THE REQUEST: The records should be written out in full, with nothing altered.
____ RECORDED INFORMATION
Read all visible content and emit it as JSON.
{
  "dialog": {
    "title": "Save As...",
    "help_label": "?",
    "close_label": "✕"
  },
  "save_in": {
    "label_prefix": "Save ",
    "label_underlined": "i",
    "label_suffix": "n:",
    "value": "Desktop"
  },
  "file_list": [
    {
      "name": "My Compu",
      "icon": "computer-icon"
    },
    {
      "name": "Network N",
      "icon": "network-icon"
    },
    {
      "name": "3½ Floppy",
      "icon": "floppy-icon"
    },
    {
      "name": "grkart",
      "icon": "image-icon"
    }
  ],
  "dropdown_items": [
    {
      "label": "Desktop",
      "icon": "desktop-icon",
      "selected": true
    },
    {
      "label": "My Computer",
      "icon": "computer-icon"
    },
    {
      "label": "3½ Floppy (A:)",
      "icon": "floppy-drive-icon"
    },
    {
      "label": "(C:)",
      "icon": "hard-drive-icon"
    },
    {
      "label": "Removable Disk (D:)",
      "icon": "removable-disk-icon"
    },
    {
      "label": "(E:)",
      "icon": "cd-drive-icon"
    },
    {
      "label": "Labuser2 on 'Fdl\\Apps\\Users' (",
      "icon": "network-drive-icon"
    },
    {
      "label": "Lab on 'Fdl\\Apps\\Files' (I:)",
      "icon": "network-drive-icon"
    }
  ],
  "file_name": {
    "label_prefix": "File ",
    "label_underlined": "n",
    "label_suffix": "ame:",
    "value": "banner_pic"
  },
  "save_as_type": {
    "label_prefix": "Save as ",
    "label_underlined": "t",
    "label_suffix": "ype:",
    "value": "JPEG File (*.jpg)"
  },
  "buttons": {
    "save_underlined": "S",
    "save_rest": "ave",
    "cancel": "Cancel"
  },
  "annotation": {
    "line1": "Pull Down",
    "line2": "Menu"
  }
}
________
RESULT:
Read all visible content and emit it as JSON.
{
  "dialog": {
    "title": "Save As...",
    "help_label": "?",
    "close_label": "✕"
  },
  "save_in": {
    "label_prefix": "Save ",
    "label_underlined": "i",
    "label_suffix": "n:",
    "value": "Desktop"
  },
  "file_list": [
    {
      "name": "My Compu",
      "icon": "computer-icon"
    },
    {
      "name": "Network N",
      "icon": "network-icon"
    },
    {
      "name": "3½ Floppy",
      "icon": "floppy-icon"
    },
    {
      "name": "grkart",
      "icon": "image-icon"
    }
  ],
  "dropdown_items": [
    {
      "label": "Desktop",
      "icon": "desktop-icon",
      "selected": true
    },
    {
      "label": "My Computer",
      "icon": "computer-icon"
    },
    {
      "label": "3½ Floppy (A:)",
      "icon": "floppy-drive-icon"
    },
    {
      "label": "(C:)",
      "icon": "hard-drive-icon"
    },
    {
      "label": "Removable Disk (D:)",
      "icon": "removable-disk-icon"
    },
    {
      "label": "(E:)",
      "icon": "cd-drive-icon"
    },
    {
      "label": "Labuser2 on 'Fdl\\Apps\\Users' (",
      "icon": "network-drive-icon"
    },
    {
      "label": "Lab on 'Fdl\\Apps\\Files' (I:)",
      "icon": "network-drive-icon"
    }
  ],
  "file_name": {
    "label_prefix": "File ",
    "label_underlined": "n",
    "label_suffix": "ame:",
    "value": "banner_pic"
  },
  "save_as_type": {
    "label_prefix": "Save as ",
    "label_underlined": "t",
    "label_suffix": "ype:",
    "value": "JPEG File (*.jpg)"
  },
  "buttons": {
    "save_underlined": "S",
    "save_rest": "ave",
    "cancel": "Cancel"
  },
  "annotation": {
    "line1": "Pull Down",
    "line2": "Menu"
  }
}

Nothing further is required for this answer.